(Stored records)
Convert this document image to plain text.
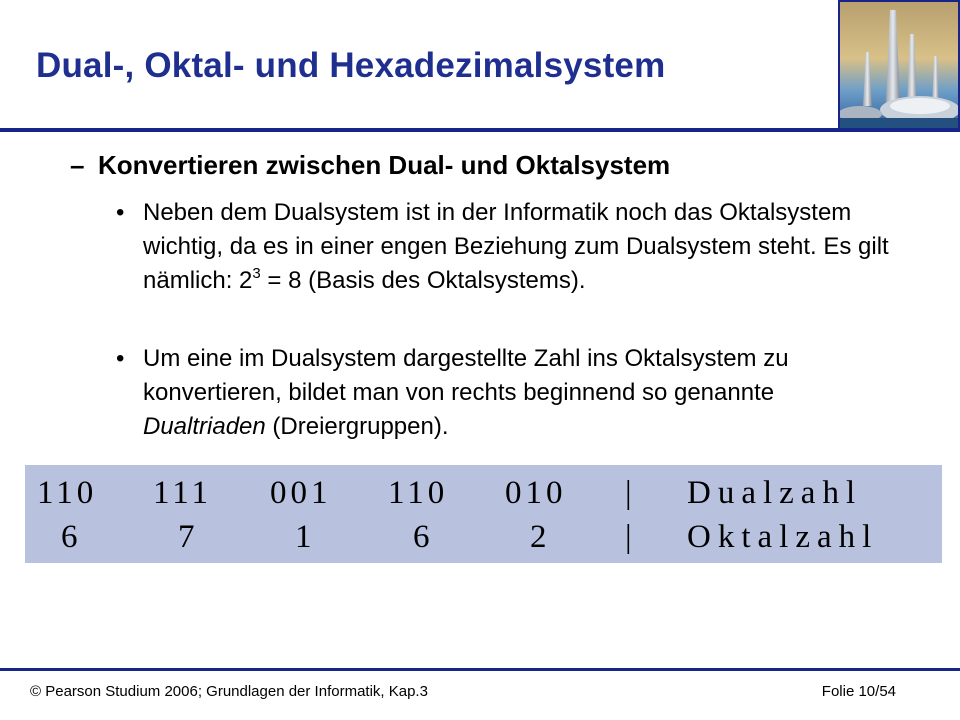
Dual-, Oktal- und Hexadezimalsystem
– Konvertieren zwischen Dual- und Oktalsystem
• Neben dem Dualsystem ist in der Informatik noch das Oktalsystem wichtig, da es in einer engen Beziehung zum Dualsystem steht. Es gilt nämlich: $2^3 = 8$ (Basis des Oktalsystems).
• Um eine im Dualsystem dargestellte Zahl ins Oktalsystem zu konvertieren, bildet man von rechts beginnend so genannte Dualtriaden (Dreiergruppen).
110 111 001 110 010 | Dualzahl
6	7	1	6	2 | Oktalzahl
© Pearson Studium 2006; Grundlagen der Informatik, Kap.3	Folie 10/54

## Exercise requirements
Go over the entries above and say how many lines hold the string "Dualsystem", with no other text.

## Solution for this task
2